(The problem)
Pick out every line in the data below that holds "QUARTER".

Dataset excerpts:
+++
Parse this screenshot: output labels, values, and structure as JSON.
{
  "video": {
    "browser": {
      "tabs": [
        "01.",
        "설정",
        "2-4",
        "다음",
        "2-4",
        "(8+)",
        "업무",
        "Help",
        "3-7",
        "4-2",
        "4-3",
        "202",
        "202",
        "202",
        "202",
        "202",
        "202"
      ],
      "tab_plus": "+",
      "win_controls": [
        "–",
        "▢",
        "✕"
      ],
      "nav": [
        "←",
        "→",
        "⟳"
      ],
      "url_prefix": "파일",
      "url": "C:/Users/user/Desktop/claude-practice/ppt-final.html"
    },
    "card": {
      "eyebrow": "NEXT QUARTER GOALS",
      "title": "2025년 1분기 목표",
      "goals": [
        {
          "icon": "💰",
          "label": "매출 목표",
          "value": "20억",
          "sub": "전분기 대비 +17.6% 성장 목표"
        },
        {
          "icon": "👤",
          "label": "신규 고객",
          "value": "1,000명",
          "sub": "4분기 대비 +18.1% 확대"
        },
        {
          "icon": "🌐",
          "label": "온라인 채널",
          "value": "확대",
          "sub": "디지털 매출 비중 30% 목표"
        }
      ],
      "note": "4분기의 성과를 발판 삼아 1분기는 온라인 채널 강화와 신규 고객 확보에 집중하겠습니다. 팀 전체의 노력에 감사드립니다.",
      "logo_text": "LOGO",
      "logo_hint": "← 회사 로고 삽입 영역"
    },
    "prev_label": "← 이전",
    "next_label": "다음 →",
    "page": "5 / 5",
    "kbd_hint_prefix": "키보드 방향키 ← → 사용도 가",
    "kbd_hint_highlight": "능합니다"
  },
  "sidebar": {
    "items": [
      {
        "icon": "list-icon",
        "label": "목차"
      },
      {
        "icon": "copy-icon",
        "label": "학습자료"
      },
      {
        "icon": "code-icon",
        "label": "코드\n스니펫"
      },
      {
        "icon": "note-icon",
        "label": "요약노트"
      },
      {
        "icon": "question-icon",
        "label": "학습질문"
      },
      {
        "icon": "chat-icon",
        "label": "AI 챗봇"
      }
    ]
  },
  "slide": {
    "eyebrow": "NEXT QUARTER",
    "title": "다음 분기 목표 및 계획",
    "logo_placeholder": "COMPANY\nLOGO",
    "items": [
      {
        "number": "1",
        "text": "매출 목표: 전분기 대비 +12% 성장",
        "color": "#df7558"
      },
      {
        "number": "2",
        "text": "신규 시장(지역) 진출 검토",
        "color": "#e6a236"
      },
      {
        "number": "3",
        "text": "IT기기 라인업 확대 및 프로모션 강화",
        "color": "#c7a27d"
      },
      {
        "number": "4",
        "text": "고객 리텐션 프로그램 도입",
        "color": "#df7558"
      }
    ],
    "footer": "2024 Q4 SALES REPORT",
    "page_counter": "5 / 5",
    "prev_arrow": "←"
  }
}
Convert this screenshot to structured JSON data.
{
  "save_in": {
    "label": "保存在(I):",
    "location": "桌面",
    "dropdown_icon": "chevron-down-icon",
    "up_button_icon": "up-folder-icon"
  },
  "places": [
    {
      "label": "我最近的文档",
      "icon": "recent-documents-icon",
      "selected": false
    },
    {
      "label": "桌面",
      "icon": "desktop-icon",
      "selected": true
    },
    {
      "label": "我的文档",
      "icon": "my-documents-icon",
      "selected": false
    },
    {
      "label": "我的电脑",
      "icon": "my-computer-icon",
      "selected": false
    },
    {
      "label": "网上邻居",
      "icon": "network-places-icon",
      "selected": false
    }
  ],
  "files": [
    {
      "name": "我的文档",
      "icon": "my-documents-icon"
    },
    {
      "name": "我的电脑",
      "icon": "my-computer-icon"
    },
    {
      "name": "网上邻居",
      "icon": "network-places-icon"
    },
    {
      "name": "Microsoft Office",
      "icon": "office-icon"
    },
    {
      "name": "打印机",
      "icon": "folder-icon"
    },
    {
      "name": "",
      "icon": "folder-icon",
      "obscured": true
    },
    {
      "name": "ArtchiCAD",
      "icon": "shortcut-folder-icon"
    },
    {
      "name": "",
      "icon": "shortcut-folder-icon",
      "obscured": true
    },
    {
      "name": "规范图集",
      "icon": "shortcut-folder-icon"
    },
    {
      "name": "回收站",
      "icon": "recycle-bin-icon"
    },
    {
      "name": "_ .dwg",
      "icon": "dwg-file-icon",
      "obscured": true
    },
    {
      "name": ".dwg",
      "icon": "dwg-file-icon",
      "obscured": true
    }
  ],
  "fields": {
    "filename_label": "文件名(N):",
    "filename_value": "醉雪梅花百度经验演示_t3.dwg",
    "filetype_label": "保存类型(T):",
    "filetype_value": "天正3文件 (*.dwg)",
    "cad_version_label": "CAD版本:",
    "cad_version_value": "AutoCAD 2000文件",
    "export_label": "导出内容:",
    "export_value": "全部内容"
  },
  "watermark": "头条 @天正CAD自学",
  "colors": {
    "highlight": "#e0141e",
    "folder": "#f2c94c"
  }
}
+++
(Exercise solution)
      "eyebrow": "NEXT QUARTER GOALS",
    "eyebrow": "NEXT QUARTER",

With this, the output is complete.